- **WHAT TO WORK ON**
Give back every line exactly as it appears, pictures excluded.
━━━ GIVEN DATA
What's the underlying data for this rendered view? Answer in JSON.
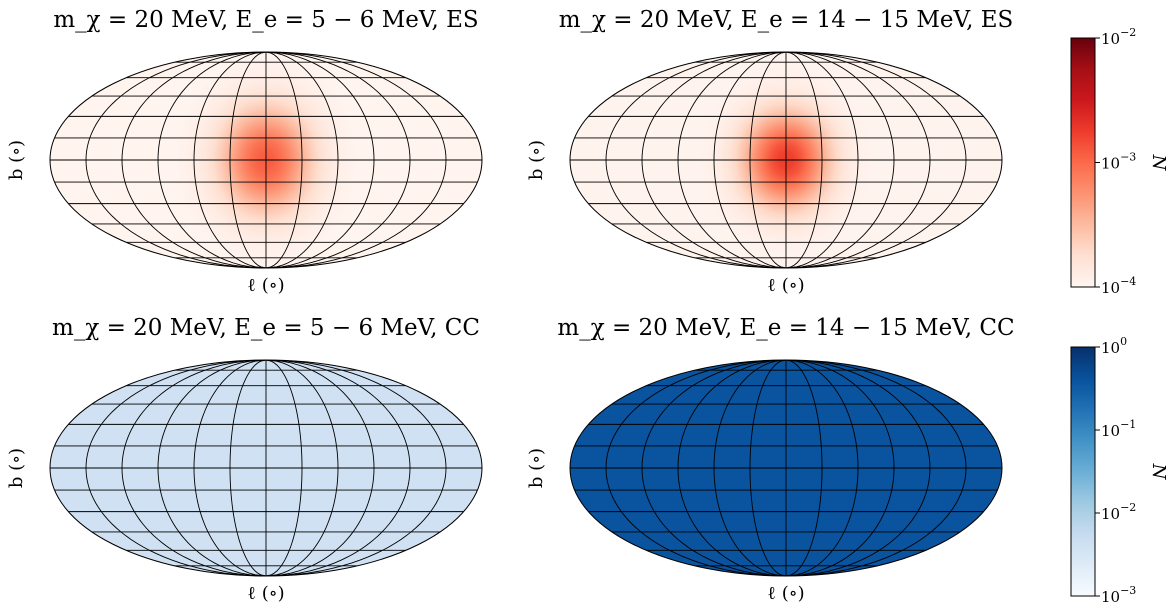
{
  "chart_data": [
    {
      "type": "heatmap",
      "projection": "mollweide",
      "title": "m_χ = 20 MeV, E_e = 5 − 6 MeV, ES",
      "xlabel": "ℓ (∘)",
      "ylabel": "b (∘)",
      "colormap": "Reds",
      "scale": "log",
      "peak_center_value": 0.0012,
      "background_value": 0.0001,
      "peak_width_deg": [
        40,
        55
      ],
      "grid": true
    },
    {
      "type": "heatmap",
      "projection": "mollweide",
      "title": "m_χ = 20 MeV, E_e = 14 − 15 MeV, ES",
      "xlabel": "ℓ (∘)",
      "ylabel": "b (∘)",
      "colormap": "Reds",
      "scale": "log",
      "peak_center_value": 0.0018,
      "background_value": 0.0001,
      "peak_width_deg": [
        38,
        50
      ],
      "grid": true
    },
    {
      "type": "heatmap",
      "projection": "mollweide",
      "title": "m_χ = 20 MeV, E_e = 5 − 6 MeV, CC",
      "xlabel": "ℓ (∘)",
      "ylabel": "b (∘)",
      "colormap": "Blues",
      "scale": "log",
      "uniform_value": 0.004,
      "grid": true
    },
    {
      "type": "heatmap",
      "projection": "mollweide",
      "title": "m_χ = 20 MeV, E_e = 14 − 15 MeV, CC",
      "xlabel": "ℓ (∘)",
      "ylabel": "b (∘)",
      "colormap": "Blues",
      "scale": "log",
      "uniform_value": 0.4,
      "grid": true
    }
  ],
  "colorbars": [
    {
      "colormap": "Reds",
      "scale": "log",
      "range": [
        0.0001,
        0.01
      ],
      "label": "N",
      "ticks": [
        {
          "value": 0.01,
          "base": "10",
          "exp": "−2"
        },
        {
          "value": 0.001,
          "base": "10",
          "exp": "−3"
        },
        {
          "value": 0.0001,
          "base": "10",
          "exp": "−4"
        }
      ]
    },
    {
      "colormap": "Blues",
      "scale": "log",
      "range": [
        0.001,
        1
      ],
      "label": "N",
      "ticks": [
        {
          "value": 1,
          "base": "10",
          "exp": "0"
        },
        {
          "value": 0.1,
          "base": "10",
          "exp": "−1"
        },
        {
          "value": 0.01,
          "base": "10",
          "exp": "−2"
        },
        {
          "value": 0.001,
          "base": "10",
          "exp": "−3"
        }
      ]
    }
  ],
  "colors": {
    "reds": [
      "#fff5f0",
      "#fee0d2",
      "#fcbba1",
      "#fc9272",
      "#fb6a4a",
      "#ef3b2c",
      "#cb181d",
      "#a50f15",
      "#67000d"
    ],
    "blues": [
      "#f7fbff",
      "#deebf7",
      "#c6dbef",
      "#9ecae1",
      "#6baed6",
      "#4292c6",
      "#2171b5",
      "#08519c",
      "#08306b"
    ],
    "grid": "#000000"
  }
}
━━━━━━
- **SOLUTION TO THIS EXERCISE**
What's the underlying data for this rendered view? Answer in JSON.
{
  "chart_data": [
    {
      "type": "heatmap",
      "projection": "mollweide",
      "title": "m_χ = 20 MeV, E_e = 5 − 6 MeV, ES",
      "xlabel": "ℓ (∘)",
      "ylabel": "b (∘)",
      "colormap": "Reds",
      "scale": "log",
      "peak_center_value": 0.0012,
      "background_value": 0.0001,
      "peak_width_deg": [
        40,
        55
      ],
      "grid": true
    },
    {
      "type": "heatmap",
      "projection": "mollweide",
      "title": "m_χ = 20 MeV, E_e = 14 − 15 MeV, ES",
      "xlabel": "ℓ (∘)",
      "ylabel": "b (∘)",
      "colormap": "Reds",
      "scale": "log",
      "peak_center_value": 0.0018,
      "background_value": 0.0001,
      "peak_width_deg": [
        38,
        50
      ],
      "grid": true
    },
    {
      "type": "heatmap",
      "projection": "mollweide",
      "title": "m_χ = 20 MeV, E_e = 5 − 6 MeV, CC",
      "xlabel": "ℓ (∘)",
      "ylabel": "b (∘)",
      "colormap": "Blues",
      "scale": "log",
      "uniform_value": 0.004,
      "grid": true
    },
    {
      "type": "heatmap",
      "projection": "mollweide",
      "title": "m_χ = 20 MeV, E_e = 14 − 15 MeV, CC",
      "xlabel": "ℓ (∘)",
      "ylabel": "b (∘)",
      "colormap": "Blues",
      "scale": "log",
      "uniform_value": 0.4,
      "grid": true
    }
  ],
  "colorbars": [
    {
      "colormap": "Reds",
      "scale": "log",
      "range": [
        0.0001,
        0.01
      ],
      "label": "N",
      "ticks": [
        {
          "value": 0.01,
          "base": "10",
          "exp": "−2"
        },
        {
          "value": 0.001,
          "base": "10",
          "exp": "−3"
        },
        {
          "value": 0.0001,
          "base": "10",
          "exp": "−4"
        }
      ]
    },
    {
      "colormap": "Blues",
      "scale": "log",
      "range": [
        0.001,
        1
      ],
      "label": "N",
      "ticks": [
        {
          "value": 1,
          "base": "10",
          "exp": "0"
        },
        {
          "value": 0.1,
          "base": "10",
          "exp": "−1"
        },
        {
          "value": 0.01,
          "base": "10",
          "exp": "−2"
        },
        {
          "value": 0.001,
          "base": "10",
          "exp": "−3"
        }
      ]
    }
  ],
  "colors": {
    "reds": [
      "#fff5f0",
      "#fee0d2",
      "#fcbba1",
      "#fc9272",
      "#fb6a4a",
      "#ef3b2c",
      "#cb181d",
      "#a50f15",
      "#67000d"
    ],
    "blues": [
      "#f7fbff",
      "#deebf7",
      "#c6dbef",
      "#9ecae1",
      "#6baed6",
      "#4292c6",
      "#2171b5",
      "#08519c",
      "#08306b"
    ],
    "grid": "#000000"
  }
}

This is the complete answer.